Source data
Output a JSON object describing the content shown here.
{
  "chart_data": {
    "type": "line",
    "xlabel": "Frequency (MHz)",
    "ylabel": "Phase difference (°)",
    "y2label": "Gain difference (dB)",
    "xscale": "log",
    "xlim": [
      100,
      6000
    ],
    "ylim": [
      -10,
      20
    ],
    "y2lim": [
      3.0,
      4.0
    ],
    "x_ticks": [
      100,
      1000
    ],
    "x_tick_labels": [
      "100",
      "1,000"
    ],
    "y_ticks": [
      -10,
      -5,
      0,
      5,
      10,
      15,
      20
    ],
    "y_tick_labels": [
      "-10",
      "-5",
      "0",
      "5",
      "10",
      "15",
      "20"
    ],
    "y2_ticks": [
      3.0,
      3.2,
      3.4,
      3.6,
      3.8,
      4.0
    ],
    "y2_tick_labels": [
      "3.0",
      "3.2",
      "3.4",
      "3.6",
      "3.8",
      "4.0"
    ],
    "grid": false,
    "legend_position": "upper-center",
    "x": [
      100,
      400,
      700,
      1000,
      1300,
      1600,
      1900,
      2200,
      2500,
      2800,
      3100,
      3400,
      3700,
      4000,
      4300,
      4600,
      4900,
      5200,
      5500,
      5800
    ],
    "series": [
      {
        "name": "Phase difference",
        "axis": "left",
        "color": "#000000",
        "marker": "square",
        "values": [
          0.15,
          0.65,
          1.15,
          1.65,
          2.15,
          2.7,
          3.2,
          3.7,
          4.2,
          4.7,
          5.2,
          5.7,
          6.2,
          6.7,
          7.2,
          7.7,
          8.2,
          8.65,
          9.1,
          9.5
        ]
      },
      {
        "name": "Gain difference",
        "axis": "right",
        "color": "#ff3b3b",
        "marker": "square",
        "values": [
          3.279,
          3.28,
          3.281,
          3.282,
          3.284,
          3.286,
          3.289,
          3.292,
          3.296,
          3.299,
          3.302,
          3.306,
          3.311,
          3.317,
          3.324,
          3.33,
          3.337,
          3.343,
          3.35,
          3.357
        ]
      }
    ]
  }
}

* What to do
The records above need to be transcribed in full. Keep every character unchanged.

* Exercise response
Output a JSON object describing the content shown here.
{
  "chart_data": {
    "type": "line",
    "xlabel": "Frequency (MHz)",
    "ylabel": "Phase difference (°)",
    "y2label": "Gain difference (dB)",
    "xscale": "log",
    "xlim": [
      100,
      6000
    ],
    "ylim": [
      -10,
      20
    ],
    "y2lim": [
      3.0,
      4.0
    ],
    "x_ticks": [
      100,
      1000
    ],
    "x_tick_labels": [
      "100",
      "1,000"
    ],
    "y_ticks": [
      -10,
      -5,
      0,
      5,
      10,
      15,
      20
    ],
    "y_tick_labels": [
      "-10",
      "-5",
      "0",
      "5",
      "10",
      "15",
      "20"
    ],
    "y2_ticks": [
      3.0,
      3.2,
      3.4,
      3.6,
      3.8,
      4.0
    ],
    "y2_tick_labels": [
      "3.0",
      "3.2",
      "3.4",
      "3.6",
      "3.8",
      "4.0"
    ],
    "grid": false,
    "legend_position": "upper-center",
    "x": [
      100,
      400,
      700,
      1000,
      1300,
      1600,
      1900,
      2200,
      2500,
      2800,
      3100,
      3400,
      3700,
      4000,
      4300,
      4600,
      4900,
      5200,
      5500,
      5800
    ],
    "series": [
      {
        "name": "Phase difference",
        "axis": "left",
        "color": "#000000",
        "marker": "square",
        "values": [
          0.15,
          0.65,
          1.15,
          1.65,
          2.15,
          2.7,
          3.2,
          3.7,
          4.2,
          4.7,
          5.2,
          5.7,
          6.2,
          6.7,
          7.2,
          7.7,
          8.2,
          8.65,
          9.1,
          9.5
        ]
      },
      {
        "name": "Gain difference",
        "axis": "right",
        "color": "#ff3b3b",
        "marker": "square",
        "values": [
          3.279,
          3.28,
          3.281,
          3.282,
          3.284,
          3.286,
          3.289,
          3.292,
          3.296,
          3.299,
          3.302,
          3.306,
          3.311,
          3.317,
          3.324,
          3.33,
          3.337,
          3.343,
          3.35,
          3.357
        ]
      }
    ]
  }
}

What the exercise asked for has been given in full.